= JOB =
Without including any images, repeat the data exactly.

__________________________________________________

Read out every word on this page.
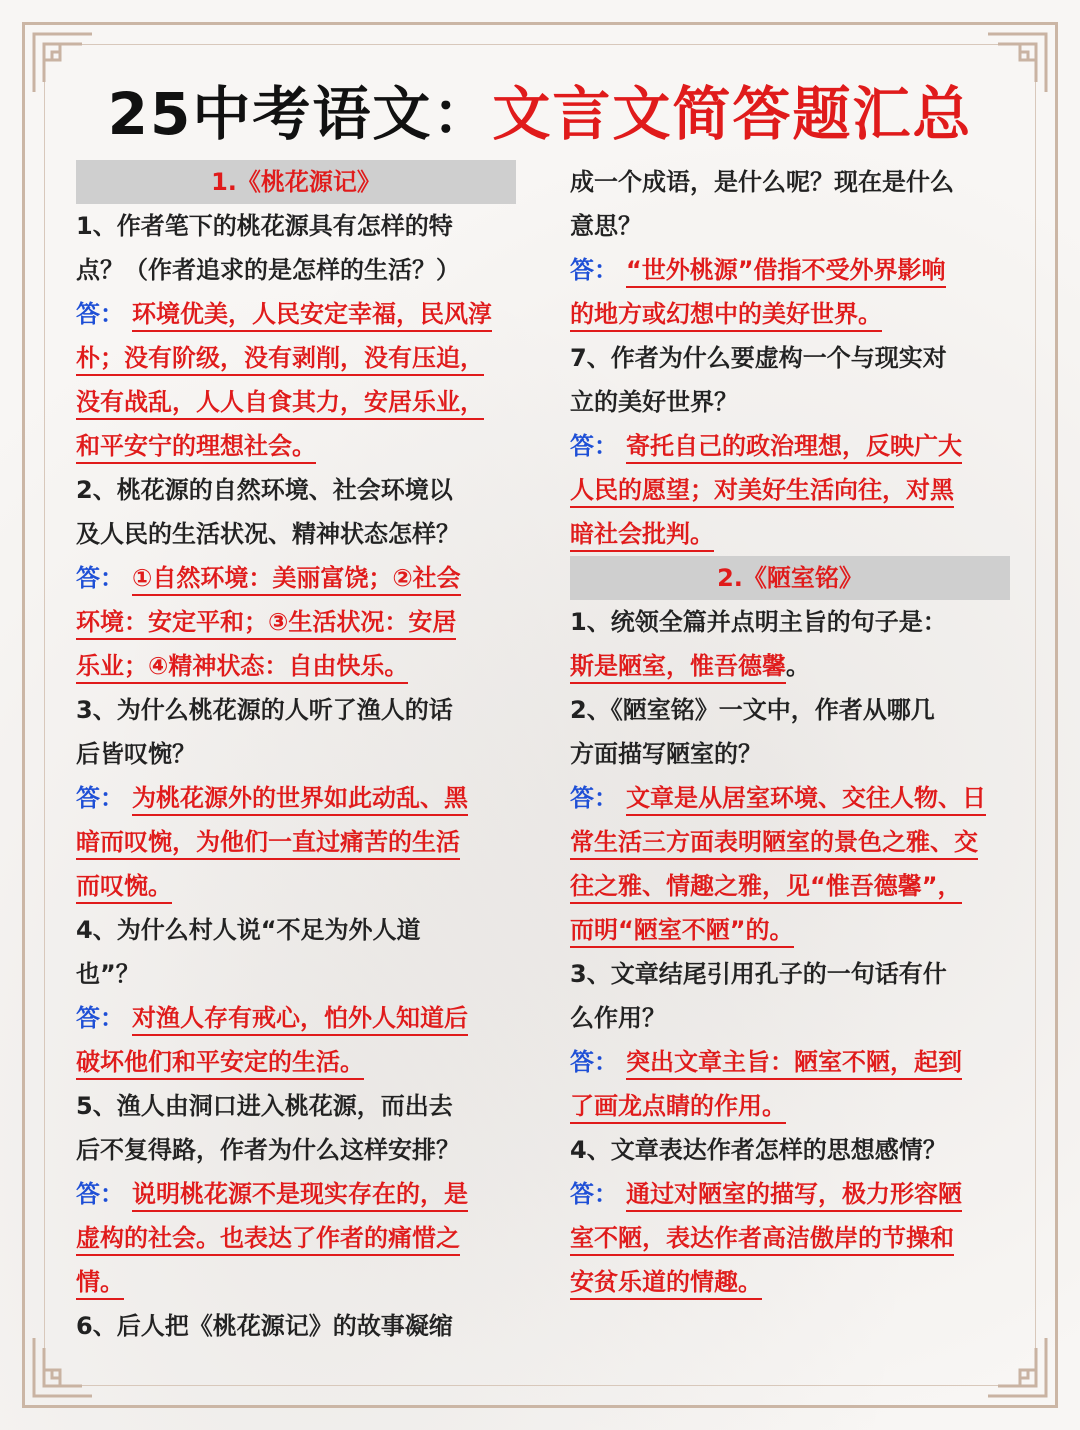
25中考语文：文言文简答题汇总
1.《桃花源记》
1、作者笔下的桃花源具有怎样的特
点？（作者追求的是怎样的生活？）
答： 环境优美，人民安定幸福，民风淳
朴；没有阶级，没有剥削，没有压迫，
没有战乱，人人自食其力，安居乐业，
和平安宁的理想社会。
2、桃花源的自然环境、社会环境以
及人民的生活状况、精神状态怎样？
答： ①自然环境：美丽富饶；②社会
环境：安定平和；③生活状况：安居
乐业；④精神状态：自由快乐。
3、为什么桃花源的人听了渔人的话
后皆叹惋？
答： 为桃花源外的世界如此动乱、黑
暗而叹惋，为他们一直过痛苦的生活
而叹惋。
4、为什么村人说“不足为外人道
也”？
答： 对渔人存有戒心，怕外人知道后
破坏他们和平安定的生活。
5、渔人由洞口进入桃花源，而出去
后不复得路，作者为什么这样安排？
答： 说明桃花源不是现实存在的，是
虚构的社会。也表达了作者的痛惜之
情。
6、后人把《桃花源记》的故事凝缩
成一个成语，是什么呢？现在是什么
意思？
答： “世外桃源”借指不受外界影响
的地方或幻想中的美好世界。
7、作者为什么要虚构一个与现实对
立的美好世界？
答： 寄托自己的政治理想，反映广大
人民的愿望；对美好生活向往，对黑
暗社会批判。
2.《陋室铭》
1、统领全篇并点明主旨的句子是：
斯是陋室，惟吾德馨。
2、《陋室铭》一文中，作者从哪几
方面描写陋室的？
答： 文章是从居室环境、交往人物、日
常生活三方面表明陋室的景色之雅、交
往之雅、情趣之雅，见“惟吾德馨”，
而明“陋室不陋”的。
3、文章结尾引用孔子的一句话有什
么作用？
答： 突出文章主旨：陋室不陋，起到
了画龙点睛的作用。
4、文章表达作者怎样的思想感情？
答： 通过对陋室的描写，极力形容陋
室不陋，表达作者高洁傲岸的节操和
安贫乐道的情趣。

__________________________________________________

= EXERCISE RESULT =
Read out every word on this page.
25中考语文：文言文简答题汇总
1.《桃花源记》
1、作者笔下的桃花源具有怎样的特
点？（作者追求的是怎样的生活？）
答： 环境优美，人民安定幸福，民风淳
朴；没有阶级，没有剥削，没有压迫，
没有战乱，人人自食其力，安居乐业，
和平安宁的理想社会。
2、桃花源的自然环境、社会环境以
及人民的生活状况、精神状态怎样？
答： ①自然环境：美丽富饶；②社会
环境：安定平和；③生活状况：安居
乐业；④精神状态：自由快乐。
3、为什么桃花源的人听了渔人的话
后皆叹惋？
答： 为桃花源外的世界如此动乱、黑
暗而叹惋，为他们一直过痛苦的生活
而叹惋。
4、为什么村人说“不足为外人道
也”？
答： 对渔人存有戒心，怕外人知道后
破坏他们和平安定的生活。
5、渔人由洞口进入桃花源，而出去
后不复得路，作者为什么这样安排？
答： 说明桃花源不是现实存在的，是
虚构的社会。也表达了作者的痛惜之
情。
6、后人把《桃花源记》的故事凝缩
成一个成语，是什么呢？现在是什么
意思？
答： “世外桃源”借指不受外界影响
的地方或幻想中的美好世界。
7、作者为什么要虚构一个与现实对
立的美好世界？
答： 寄托自己的政治理想，反映广大
人民的愿望；对美好生活向往，对黑
暗社会批判。
2.《陋室铭》
1、统领全篇并点明主旨的句子是：
斯是陋室，惟吾德馨。
2、《陋室铭》一文中，作者从哪几
方面描写陋室的？
答： 文章是从居室环境、交往人物、日
常生活三方面表明陋室的景色之雅、交
往之雅、情趣之雅，见“惟吾德馨”，
而明“陋室不陋”的。
3、文章结尾引用孔子的一句话有什
么作用？
答： 突出文章主旨：陋室不陋，起到
了画龙点睛的作用。
4、文章表达作者怎样的思想感情？
答： 通过对陋室的描写，极力形容陋
室不陋，表达作者高洁傲岸的节操和
安贫乐道的情趣。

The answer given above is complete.